A Tale: An Englishman Describes the Fourth of July at Mammoth Springs — Rudyard Kipling, 1889

cottage hotel mammoth 1885 YDSF

Cottage Hotel built at Mammoth Hot Springs in 1885.

The British Empire was at its pinnacle when the famous author Rudyard Kipling visited Yellowstone Park in 1889. The 24-year-old Kipling often let his smug superiority show when he wrote about the people and places he saw while touring America that year. Here’s his description of a Fourth of July celebration at Mammoth Hot Springs.


When we struck the Mammoth Hot Spring Hotel, a signboard informed us that the altitude was six thousand two hundred feet. The Park is just a howling wilderness of three thousand square miles, full of all imaginable freaks of a fiery nature. An hotel company, assisted by the Secretary of State for the Interior, appears to control it; there are hotels at all the points of interest, guide-books, stalls for the sale of minerals, and so forth, after the model of Swiss summer places.

The tourists—may their master die an evil death at the hand of a mad locomotive!—poured into that place with a joyful whoop, and, scarce washing the dust from themselves, began to celebrate the Fourth of July. They called it “patriotic exercises,” elected a clergyman of their own faith as president, and, sitting on the landing of the first floor, began to make speeches and read the Declaration of Independence. The clergyman rose up and told them they were the greatest, freest, sublimest, most chivalrous, and richest people on the face of the earth, and they all said Amen. Another clergyman asserted in the words of the Declaration that all men were created equal, and equally entitled to Life, Liberty and the pursuit of Happiness.

* [What you will do]
a: In the Mammoth Hot Springs passage, what altitude did the signboard at the hotel report?
b: State whether each statement agrees with the Mammoth Hot Springs passage, answering yes or no and quoting the words of the passage that settle it: (i) The Park covers three thousand square miles. (ii) The tourists washed thoroughly before starting their celebration. (iii) The tourists chose a clergyman to preside over their exercises.
c: Carry on the Mammoth Hot Springs passage from the point where it stops.
The rows that follow the Mammoth Hot Springs passage were taken from a different source.

* [Provided data]
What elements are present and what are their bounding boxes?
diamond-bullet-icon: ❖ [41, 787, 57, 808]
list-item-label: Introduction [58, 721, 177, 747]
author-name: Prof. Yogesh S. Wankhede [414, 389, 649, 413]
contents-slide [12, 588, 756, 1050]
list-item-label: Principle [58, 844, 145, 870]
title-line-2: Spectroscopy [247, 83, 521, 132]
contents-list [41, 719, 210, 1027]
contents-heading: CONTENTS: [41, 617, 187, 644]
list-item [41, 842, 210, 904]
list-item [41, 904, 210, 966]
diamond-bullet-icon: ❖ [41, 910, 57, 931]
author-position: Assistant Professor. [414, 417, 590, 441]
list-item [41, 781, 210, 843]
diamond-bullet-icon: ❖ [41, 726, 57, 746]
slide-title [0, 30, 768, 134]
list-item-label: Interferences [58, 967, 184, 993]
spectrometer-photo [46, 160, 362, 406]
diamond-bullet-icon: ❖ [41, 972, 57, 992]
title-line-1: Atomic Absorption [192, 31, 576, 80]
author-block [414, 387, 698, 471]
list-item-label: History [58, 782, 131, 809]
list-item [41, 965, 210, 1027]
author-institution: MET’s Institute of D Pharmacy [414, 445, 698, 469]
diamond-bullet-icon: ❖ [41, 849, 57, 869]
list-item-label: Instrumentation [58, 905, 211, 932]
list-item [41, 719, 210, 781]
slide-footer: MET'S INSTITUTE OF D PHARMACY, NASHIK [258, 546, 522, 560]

* [Responses per task]
a: Six thousand two hundred feet.

b:
(i) Yes: "a howling wilderness of three thousand square miles"
(ii) No: "scarce washing the dust from themselves"
(iii) Yes: "elected a clergyman of their own faith as president"

c:
I should like to know whether the wild and woolly West recognizes this first right as freely as the grantors intended. The clergyman then bade the world note that the tourists included representatives of seven of the New England States; whereat I felt deeply sorry for the New England States in their latter days. He opined that this running to and fro upon the earth, under the auspices of the excellent Raiment, would draw America more closely together, especially when the Westerners remembered the perils that they of the East had surmounted by rail and river. At duly appointed intervals the congregation sang ‘My country, ’tis of thee,’ to the tune of’ God Save the Queen’ (here they did not stand up) and the’ Star-Spangled Banner’ (here they did), winding up the exercise with some doggerel of their own composition to the tune of ‘John Brown’s Body,’ movingly setting forth the perils before alluded to. They then adjourned to the verandahs and watched firecrackers of the feeblest, exploding one by one, for several hours.

What amazed me was the calm with which these folks gathered together and commenced to belaud their noble selves, their country, and their ‘institootions’ and everything else that was theirs. The language was, to these bewildered ears, wild advertisement, gas, bunkum, blow, anything you please beyond the bounds of common sense. An archangel, selling town-lots on the Glassy Sea, would have blushed to the tips of his wings to describe his property in similar terms. Then they gathered round the pastor and told him his little sermon was ‘perfectly glorious,’ really grand, sublime, and so forth, and he bridled ecclesiastically. At the end a perfectly unknown man attacked me and asked me what I thought of American patriotism. I said there was nothing like it in the Old Country. By the way, always tell an American this. It soothes him.

Then said he: ‘Are you going to get out your letters—your letters of naturalization?’

‘Why?’ I asked.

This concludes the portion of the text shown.